SHORT PROBLEM. Which lines include the word "пожалуйста"? Copy each of them.

ENTRIES.
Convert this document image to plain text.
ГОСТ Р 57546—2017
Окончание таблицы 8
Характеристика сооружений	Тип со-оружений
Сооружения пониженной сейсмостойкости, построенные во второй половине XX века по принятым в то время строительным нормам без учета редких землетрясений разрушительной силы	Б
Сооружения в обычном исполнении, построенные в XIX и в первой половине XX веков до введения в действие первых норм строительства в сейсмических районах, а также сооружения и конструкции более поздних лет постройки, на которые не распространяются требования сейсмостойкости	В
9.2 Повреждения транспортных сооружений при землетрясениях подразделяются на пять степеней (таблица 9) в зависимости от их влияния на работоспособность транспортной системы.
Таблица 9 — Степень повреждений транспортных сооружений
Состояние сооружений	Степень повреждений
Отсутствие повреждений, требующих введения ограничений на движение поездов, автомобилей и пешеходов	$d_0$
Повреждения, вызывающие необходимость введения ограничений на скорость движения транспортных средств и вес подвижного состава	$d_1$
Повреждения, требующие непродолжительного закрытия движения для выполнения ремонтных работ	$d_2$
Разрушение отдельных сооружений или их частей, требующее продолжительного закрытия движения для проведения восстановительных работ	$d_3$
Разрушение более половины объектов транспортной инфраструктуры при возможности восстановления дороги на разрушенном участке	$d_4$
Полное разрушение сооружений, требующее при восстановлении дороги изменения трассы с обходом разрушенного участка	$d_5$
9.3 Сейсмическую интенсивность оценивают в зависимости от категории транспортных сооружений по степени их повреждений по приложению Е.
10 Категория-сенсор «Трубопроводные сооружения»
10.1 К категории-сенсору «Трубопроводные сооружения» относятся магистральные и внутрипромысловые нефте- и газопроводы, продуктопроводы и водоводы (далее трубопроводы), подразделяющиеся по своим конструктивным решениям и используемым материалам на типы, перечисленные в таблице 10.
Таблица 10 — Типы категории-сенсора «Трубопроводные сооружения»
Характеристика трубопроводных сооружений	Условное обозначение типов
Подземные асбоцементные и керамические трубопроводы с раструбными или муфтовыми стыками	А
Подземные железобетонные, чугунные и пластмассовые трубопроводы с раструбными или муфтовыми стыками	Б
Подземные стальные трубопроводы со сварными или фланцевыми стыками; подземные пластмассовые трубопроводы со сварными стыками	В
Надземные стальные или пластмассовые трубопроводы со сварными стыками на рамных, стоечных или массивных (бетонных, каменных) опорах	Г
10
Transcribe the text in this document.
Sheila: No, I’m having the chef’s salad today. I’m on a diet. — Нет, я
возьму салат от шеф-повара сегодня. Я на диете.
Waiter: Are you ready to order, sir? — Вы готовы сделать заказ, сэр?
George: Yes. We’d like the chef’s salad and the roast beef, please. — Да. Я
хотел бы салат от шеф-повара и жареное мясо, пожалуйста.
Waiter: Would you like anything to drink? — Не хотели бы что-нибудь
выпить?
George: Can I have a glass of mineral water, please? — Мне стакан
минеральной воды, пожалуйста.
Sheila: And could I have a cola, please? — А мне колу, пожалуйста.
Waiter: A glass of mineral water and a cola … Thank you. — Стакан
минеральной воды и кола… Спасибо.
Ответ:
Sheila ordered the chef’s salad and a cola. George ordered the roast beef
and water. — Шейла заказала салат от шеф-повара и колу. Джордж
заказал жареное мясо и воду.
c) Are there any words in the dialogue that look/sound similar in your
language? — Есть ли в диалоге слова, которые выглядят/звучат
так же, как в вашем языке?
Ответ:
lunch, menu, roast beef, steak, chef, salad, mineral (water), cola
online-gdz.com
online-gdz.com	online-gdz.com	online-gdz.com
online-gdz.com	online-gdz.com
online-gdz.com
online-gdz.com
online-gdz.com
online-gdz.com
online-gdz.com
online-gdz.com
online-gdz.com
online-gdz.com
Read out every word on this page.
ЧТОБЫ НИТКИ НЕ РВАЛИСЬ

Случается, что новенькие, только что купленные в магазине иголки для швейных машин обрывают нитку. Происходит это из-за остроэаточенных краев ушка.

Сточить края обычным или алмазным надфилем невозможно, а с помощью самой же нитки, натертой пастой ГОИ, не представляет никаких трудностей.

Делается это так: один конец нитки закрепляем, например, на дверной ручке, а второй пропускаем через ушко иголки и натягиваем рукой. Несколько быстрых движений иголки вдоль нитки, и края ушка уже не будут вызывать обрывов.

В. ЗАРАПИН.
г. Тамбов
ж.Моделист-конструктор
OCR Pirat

EXERCISE RESULT.
хотел бы салат от шеф-повара и жареное мясо, пожалуйста.
минеральной воды, пожалуйста.
Sheila: And could I have a cola, please? — А мне колу, пожалуйста.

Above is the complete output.